----- Provided material

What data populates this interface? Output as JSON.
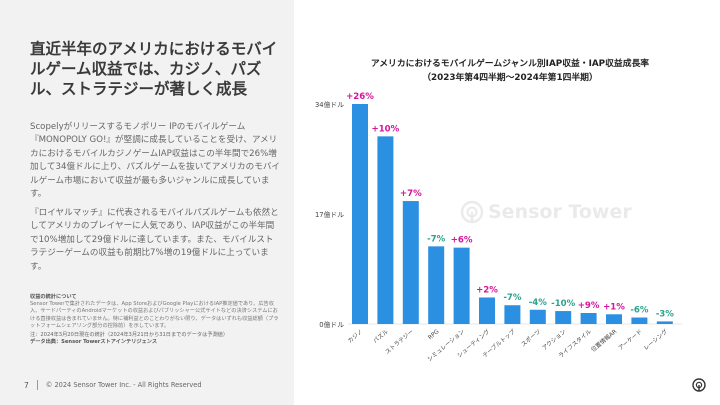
{
  "headline": "直近半年のアメリカにおけるモバイルゲーム収益では、カジノ、パズル、ストラテジーが著しく成長",
  "paragraph1": "Scopelyがリリースするモノポリー IPのモバイルゲーム『MONOPOLY GO!』が堅調に成長していることを受け、アメリカにおけるモバイルカジノゲームIAP収益はこの半年間で26%増加して34億ドルに上り、パズルゲームを抜いてアメリカのモバイルゲーム市場において収益が最も多いジャンルに成長しています。",
  "paragraph2": "『ロイヤルマッチ』に代表されるモバイルパズルゲームも依然としてアメリカのプレイヤーに人気であり、IAP収益がこの半年間で10%増加して29億ドルに達しています。また、モバイルストラテジーゲームの収益も前期比7%増の19億ドルに上っています。",
  "notes": {
    "heading": "収益の統計について",
    "body": "Sensor Towerで集計されたデータは、App StoreおよびGoogle PlayにおけるIAP推定値であり、広告収入、サードパーティのAndroidマーケットの収益およびパブリッシャー公式サイトなどの決済システムにおける直接収益は含まれていません。特に補利益とのことわりがない限り、データはいずれも収益総額（プラットフォームシェアリング部分の控除前）を示しています。",
    "date": "注：2024年3月20日現在の統計（2024年3月21日から31日までのデータは予測値）",
    "source": "データ出典：Sensor Towerストアインテリジェンス"
  },
  "footer": {
    "page": "7",
    "copyright": "© 2024 Sensor Tower Inc. - All Rights Reserved"
  },
  "watermark": "Sensor Tower",
  "colors": {
    "bar": "#2b8fe2",
    "positive": "#d4149b",
    "negative": "#2aa38c",
    "panel": "#f2f2f2"
  },
  "chart_data": {
    "type": "bar",
    "title": "アメリカにおけるモバイルゲームジャンル別IAP収益・IAP収益成長率",
    "subtitle": "（2023年第4四半期～2024年第1四半期）",
    "xlabel": "",
    "ylabel": "",
    "ylim": [
      0,
      34
    ],
    "yticks": [
      0,
      17,
      34
    ],
    "ytick_labels": [
      "0億ドル",
      "17億ドル",
      "34億ドル"
    ],
    "categories": [
      "カジノ",
      "パズル",
      "ストラテジー",
      "RPG",
      "シミュレーション",
      "シューティング",
      "テーブルトップ",
      "スポーツ",
      "アクション",
      "ライフスタイル",
      "位置情報AR",
      "アーケード",
      "レーシング"
    ],
    "values": [
      34,
      29,
      19,
      12,
      11.8,
      4.1,
      2.9,
      2.2,
      2.0,
      1.7,
      1.5,
      1.0,
      0.4
    ],
    "growth_labels": [
      "+26%",
      "+10%",
      "+7%",
      "-7%",
      "+6%",
      "+2%",
      "-7%",
      "-4%",
      "-10%",
      "+9%",
      "+1%",
      "-6%",
      "-3%"
    ],
    "growth": [
      26,
      10,
      7,
      -7,
      6,
      2,
      -7,
      -4,
      -10,
      9,
      1,
      -6,
      -3
    ]
  }
}
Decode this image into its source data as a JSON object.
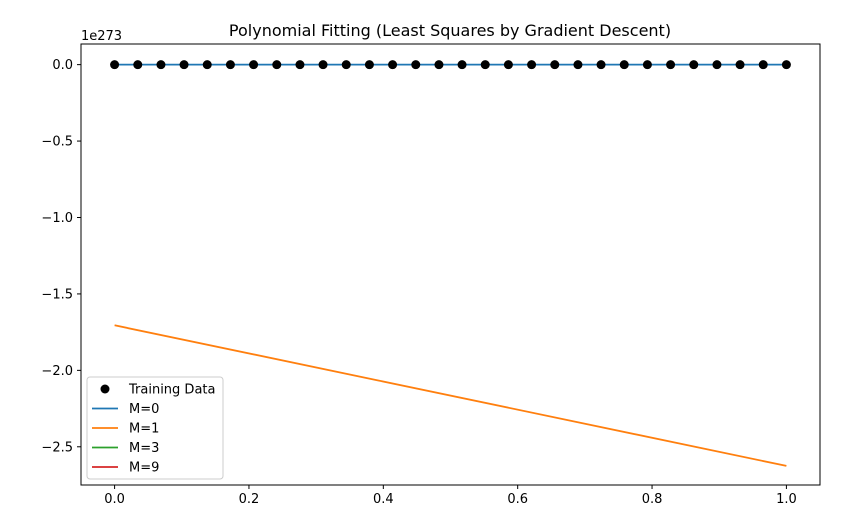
{
  "chart_data": {
    "type": "line",
    "title": "Polynomial Fitting (Least Squares by Gradient Descent)",
    "xlabel": "",
    "ylabel": "",
    "y_offset_label": "1e273",
    "xlim": [
      -0.05,
      1.05
    ],
    "ylim": [
      -2.75,
      0.135
    ],
    "x_ticks": [
      0.0,
      0.2,
      0.4,
      0.6,
      0.8,
      1.0
    ],
    "x_tick_labels": [
      "0.0",
      "0.2",
      "0.4",
      "0.6",
      "0.8",
      "1.0"
    ],
    "y_ticks": [
      0.0,
      -0.5,
      -1.0,
      -1.5,
      -2.0,
      -2.5
    ],
    "y_tick_labels": [
      "0.0",
      "−0.5",
      "−1.0",
      "−1.5",
      "−2.0",
      "−2.5"
    ],
    "grid": false,
    "legend_position": "lower-left",
    "training_data": {
      "name": "Training Data",
      "color": "#000000",
      "x": [
        0.0,
        0.0345,
        0.069,
        0.1034,
        0.1379,
        0.1724,
        0.2069,
        0.2414,
        0.2759,
        0.3103,
        0.3448,
        0.3793,
        0.4138,
        0.4483,
        0.4828,
        0.5172,
        0.5517,
        0.5862,
        0.6207,
        0.6552,
        0.6897,
        0.7241,
        0.7586,
        0.7931,
        0.8276,
        0.8621,
        0.8966,
        0.931,
        0.9655,
        1.0
      ],
      "y": [
        0,
        0,
        0,
        0,
        0,
        0,
        0,
        0,
        0,
        0,
        0,
        0,
        0,
        0,
        0,
        0,
        0,
        0,
        0,
        0,
        0,
        0,
        0,
        0,
        0,
        0,
        0,
        0,
        0,
        0
      ]
    },
    "series": [
      {
        "name": "M=0",
        "color": "#1f77b4",
        "x": [
          0.0,
          1.0
        ],
        "y": [
          0.0,
          0.0
        ]
      },
      {
        "name": "M=1",
        "color": "#ff7f0e",
        "x": [
          0.0,
          1.0
        ],
        "y": [
          -1.705,
          -2.625
        ]
      },
      {
        "name": "M=3",
        "color": "#2ca02c",
        "x": [],
        "y": []
      },
      {
        "name": "M=9",
        "color": "#d62728",
        "x": [],
        "y": []
      }
    ]
  }
}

----------

Repeat the records word for word. Any picture in them should be left out.

What data populates this interface? Output as JSON.
{
  "headline": "直近半年のアメリカにおけるモバイルゲーム収益では、カジノ、パズル、ストラテジーが著しく成長",
  "paragraph1": "Scopelyがリリースするモノポリー IPのモバイルゲーム『MONOPOLY GO!』が堅調に成長していることを受け、アメリカにおけるモバイルカジノゲームIAP収益はこの半年間で26%増加して34億ドルに上り、パズルゲームを抜いてアメリカのモバイルゲーム市場において収益が最も多いジャンルに成長しています。",
  "paragraph2": "『ロイヤルマッチ』に代表されるモバイルパズルゲームも依然としてアメリカのプレイヤーに人気であり、IAP収益がこの半年間で10%増加して29億ドルに達しています。また、モバイルストラテジーゲームの収益も前期比7%増の19億ドルに上っています。",
  "notes": {
    "heading": "収益の統計について",
    "body": "Sensor Towerで集計されたデータは、App StoreおよびGoogle PlayにおけるIAP推定値であり、広告収入、サードパーティのAndroidマーケットの収益およびパブリッシャー公式サイトなどの決済システムにおける直接収益は含まれていません。特に補利益とのことわりがない限り、データはいずれも収益総額（プラットフォームシェアリング部分の控除前）を示しています。",
    "date": "注：2024年3月20日現在の統計（2024年3月21日から31日までのデータは予測値）",
    "source": "データ出典：Sensor Towerストアインテリジェンス"
  },
  "footer": {
    "page": "7",
    "copyright": "© 2024 Sensor Tower Inc. - All Rights Reserved"
  },
  "watermark": "Sensor Tower",
  "colors": {
    "bar": "#2b8fe2",
    "positive": "#d4149b",
    "negative": "#2aa38c",
    "panel": "#f2f2f2"
  },
  "chart_data": {
    "type": "bar",
    "title": "アメリカにおけるモバイルゲームジャンル別IAP収益・IAP収益成長率",
    "subtitle": "（2023年第4四半期～2024年第1四半期）",
    "xlabel": "",
    "ylabel": "",
    "ylim": [
      0,
      34
    ],
    "yticks": [
      0,
      17,
      34
    ],
    "ytick_labels": [
      "0億ドル",
      "17億ドル",
      "34億ドル"
    ],
    "categories": [
      "カジノ",
      "パズル",
      "ストラテジー",
      "RPG",
      "シミュレーション",
      "シューティング",
      "テーブルトップ",
      "スポーツ",
      "アクション",
      "ライフスタイル",
      "位置情報AR",
      "アーケード",
      "レーシング"
    ],
    "values": [
      34,
      29,
      19,
      12,
      11.8,
      4.1,
      2.9,
      2.2,
      2.0,
      1.7,
      1.5,
      1.0,
      0.4
    ],
    "growth_labels": [
      "+26%",
      "+10%",
      "+7%",
      "-7%",
      "+6%",
      "+2%",
      "-7%",
      "-4%",
      "-10%",
      "+9%",
      "+1%",
      "-6%",
      "-3%"
    ],
    "growth": [
      26,
      10,
      7,
      -7,
      6,
      2,
      -7,
      -4,
      -10,
      9,
      1,
      -6,
      -3
    ]
  }
}
Decode this image into its source data as a JSON object.
{
  "chart_data": {
    "type": "line",
    "title": "Polynomial Fitting (Least Squares by Gradient Descent)",
    "xlabel": "",
    "ylabel": "",
    "y_offset_label": "1e273",
    "xlim": [
      -0.05,
      1.05
    ],
    "ylim": [
      -2.75,
      0.135
    ],
    "x_ticks": [
      0.0,
      0.2,
      0.4,
      0.6,
      0.8,
      1.0
    ],
    "x_tick_labels": [
      "0.0",
      "0.2",
      "0.4",
      "0.6",
      "0.8",
      "1.0"
    ],
    "y_ticks": [
      0.0,
      -0.5,
      -1.0,
      -1.5,
      -2.0,
      -2.5
    ],
    "y_tick_labels": [
      "0.0",
      "−0.5",
      "−1.0",
      "−1.5",
      "−2.0",
      "−2.5"
    ],
    "grid": false,
    "legend_position": "lower-left",
    "training_data": {
      "name": "Training Data",
      "color": "#000000",
      "x": [
        0.0,
        0.0345,
        0.069,
        0.1034,
        0.1379,
        0.1724,
        0.2069,
        0.2414,
        0.2759,
        0.3103,
        0.3448,
        0.3793,
        0.4138,
        0.4483,
        0.4828,
        0.5172,
        0.5517,
        0.5862,
        0.6207,
        0.6552,
        0.6897,
        0.7241,
        0.7586,
        0.7931,
        0.8276,
        0.8621,
        0.8966,
        0.931,
        0.9655,
        1.0
      ],
      "y": [
        0,
        0,
        0,
        0,
        0,
        0,
        0,
        0,
        0,
        0,
        0,
        0,
        0,
        0,
        0,
        0,
        0,
        0,
        0,
        0,
        0,
        0,
        0,
        0,
        0,
        0,
        0,
        0,
        0,
        0
      ]
    },
    "series": [
      {
        "name": "M=0",
        "color": "#1f77b4",
        "x": [
          0.0,
          1.0
        ],
        "y": [
          0.0,
          0.0
        ]
      },
      {
        "name": "M=1",
        "color": "#ff7f0e",
        "x": [
          0.0,
          1.0
        ],
        "y": [
          -1.705,
          -2.625
        ]
      },
      {
        "name": "M=3",
        "color": "#2ca02c",
        "x": [],
        "y": []
      },
      {
        "name": "M=9",
        "color": "#d62728",
        "x": [],
        "y": []
      }
    ]
  }
}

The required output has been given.